Your goal: Convert the listing below into a numbered list, one item per line, with blank lines dropped and the pictures left out.

Listed entries:
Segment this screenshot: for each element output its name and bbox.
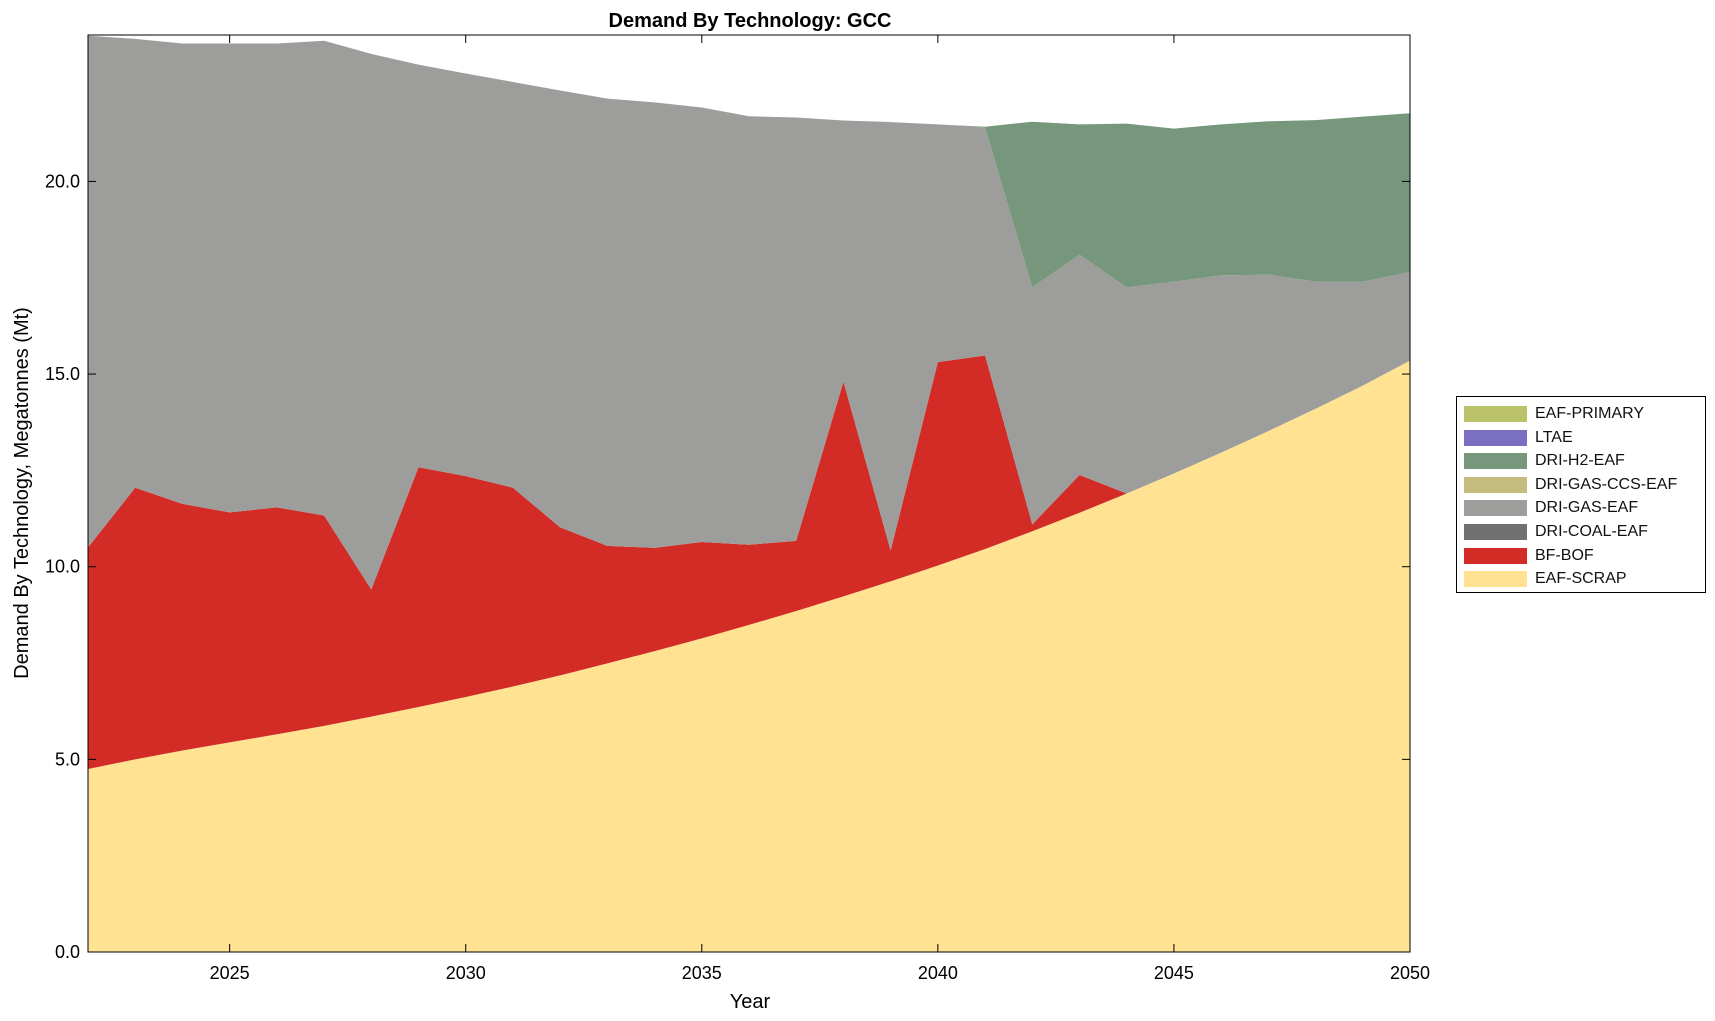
area-eaf-scrap (88, 360, 1410, 952)
legend-item-dri-gas-ccs-eaf: DRI-GAS-CCS-EAF (1464, 475, 1677, 495)
x-tick-label: 2040 (918, 963, 958, 983)
y-axis-label: Demand By Technology, Megatonnes (Mt) (11, 307, 33, 679)
legend-item-eaf-scrap: EAF-SCRAP (1464, 569, 1627, 589)
x-tick-label: 2025 (210, 963, 250, 983)
legend-item-ltae: LTAE (1464, 428, 1573, 448)
area-dri-gas-eaf (88, 35, 1410, 590)
plot-frame (87, 34, 1411, 953)
legend-item-eaf-primary: EAF-PRIMARY (1464, 404, 1644, 424)
legend-swatch (1464, 500, 1527, 517)
y-tick-label: 20.0 (45, 171, 80, 191)
legend-label: BF-BOF (1535, 546, 1594, 564)
legend-swatch (1464, 429, 1527, 446)
legend-item-dri-coal-eaf: DRI-COAL-EAF (1464, 522, 1648, 542)
area-dri-h2-eaf (88, 35, 1410, 288)
x-tick-label: 2030 (446, 963, 486, 983)
legend-swatch (1464, 524, 1527, 540)
legend-label: EAF-PRIMARY (1535, 405, 1645, 422)
x-tick-label: 2035 (682, 963, 722, 983)
area-bf-bof (88, 355, 1410, 769)
legend-label: LTAE (1535, 428, 1573, 446)
y-tick-label: 0.0 (55, 942, 80, 962)
y-tick-label: 15.0 (45, 364, 80, 384)
chart-title: Demand By Technology: GCC (609, 10, 892, 32)
x-axis-label: Year (730, 991, 771, 1013)
area-series-group (88, 35, 1410, 952)
legend-label: EAF-SCRAP (1535, 570, 1627, 588)
axes-group: 0.0 5.0 10.0 15.0 20.0 2025 2030 2035 2040 2045 20… (45, 34, 1430, 983)
y-tick-label: 5.0 (55, 749, 80, 769)
legend-item-dri-h2-eaf: DRI-H2-EAF (1464, 451, 1625, 471)
x-tick-label: 2045 (1154, 963, 1194, 983)
legend-swatch (1464, 547, 1527, 564)
legend-item-dri-gas-eaf: DRI-GAS-EAF (1464, 498, 1638, 518)
legend-swatch (1464, 571, 1527, 588)
legend-label: DRI-GAS-CCS-EAF (1535, 475, 1678, 493)
legend: EAF-PRIMARY LTAE DRI-H2-EAF DRI-GAS-CCS-EAF… (1456, 396, 1706, 593)
legend-item-bf-bof: BF-BOF (1464, 546, 1594, 566)
legend-label: DRI-COAL-EAF (1535, 523, 1648, 540)
legend-label: DRI-GAS-EAF (1535, 499, 1639, 517)
y-tick-label: 10.0 (45, 557, 80, 577)
legend-label: DRI-H2-EAF (1535, 452, 1625, 470)
legend-swatch (1464, 406, 1527, 422)
x-tick-label: 2050 (1390, 963, 1430, 983)
legend-swatch (1464, 453, 1527, 470)
legend-swatch (1464, 476, 1527, 493)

Task answer:
1. Segment this screenshot: for each element output its name and bbox.
2. area-eaf-scrap (88, 360, 1410, 952)
3. legend-item-dri-gas-ccs-eaf: DRI-GAS-CCS-EAF (1464, 475, 1677, 495)
4. x-tick-label: 2040 (918, 963, 958, 983)
5. y-axis-label: Demand By Technology, Megatonnes (Mt) (11, 307, 33, 679)
6. legend-item-eaf-scrap: EAF-SCRAP (1464, 569, 1627, 589)
7. x-tick-label: 2025 (210, 963, 250, 983)
8. legend-item-ltae: LTAE (1464, 428, 1573, 448)
9. area-dri-gas-eaf (88, 35, 1410, 590)
10. plot-frame (87, 34, 1411, 953)
11. legend-item-eaf-primary: EAF-PRIMARY (1464, 404, 1644, 424)
12. legend-swatch (1464, 500, 1527, 517)
13. y-tick-label: 20.0 (45, 171, 80, 191)
14. legend-label: BF-BOF (1535, 546, 1594, 564)
15. legend-swatch (1464, 429, 1527, 446)
16. legend-item-dri-coal-eaf: DRI-COAL-EAF (1464, 522, 1648, 542)
17. area-dri-h2-eaf (88, 35, 1410, 288)
18. x-tick-label: 2030 (446, 963, 486, 983)
19. legend-swatch (1464, 524, 1527, 540)
20. legend-label: EAF-PRIMARY (1535, 405, 1645, 422)
21. x-tick-label: 2035 (682, 963, 722, 983)
22. area-bf-bof (88, 355, 1410, 769)
23. legend-label: LTAE (1535, 428, 1573, 446)
24. y-tick-label: 0.0 (55, 942, 80, 962)
25. y-tick-label: 15.0 (45, 364, 80, 384)
26. chart-title: Demand By Technology: GCC (609, 10, 892, 32)
27. x-axis-label: Year (730, 991, 771, 1013)
28. area-series-group (88, 35, 1410, 952)
29. legend-label: EAF-SCRAP (1535, 570, 1627, 588)
30. axes-group: 0.0 5.0 10.0 15.0 20.0 2025 2030 2035 2040 2045 20… (45, 34, 1430, 983)
31. y-tick-label: 5.0 (55, 749, 80, 769)
32. legend-item-dri-h2-eaf: DRI-H2-EAF (1464, 451, 1625, 471)
33. x-tick-label: 2045 (1154, 963, 1194, 983)
34. legend-swatch (1464, 547, 1527, 564)
35. legend-item-dri-gas-eaf: DRI-GAS-EAF (1464, 498, 1638, 518)
36. legend-swatch (1464, 571, 1527, 588)
37. legend-label: DRI-GAS-CCS-EAF (1535, 475, 1678, 493)
38. legend: EAF-PRIMARY LTAE DRI-H2-EAF DRI-GAS-CCS-EAF… (1456, 396, 1706, 593)
39. legend-item-bf-bof: BF-BOF (1464, 546, 1594, 566)
40. legend-label: DRI-COAL-EAF (1535, 523, 1648, 540)
41. legend-label: DRI-GAS-EAF (1535, 499, 1639, 517)
42. y-tick-label: 10.0 (45, 557, 80, 577)
43. legend-label: DRI-H2-EAF (1535, 452, 1625, 470)
44. legend-swatch (1464, 406, 1527, 422)
45. x-tick-label: 2050 (1390, 963, 1430, 983)
46. legend-swatch (1464, 453, 1527, 470)
47. legend-swatch (1464, 476, 1527, 493)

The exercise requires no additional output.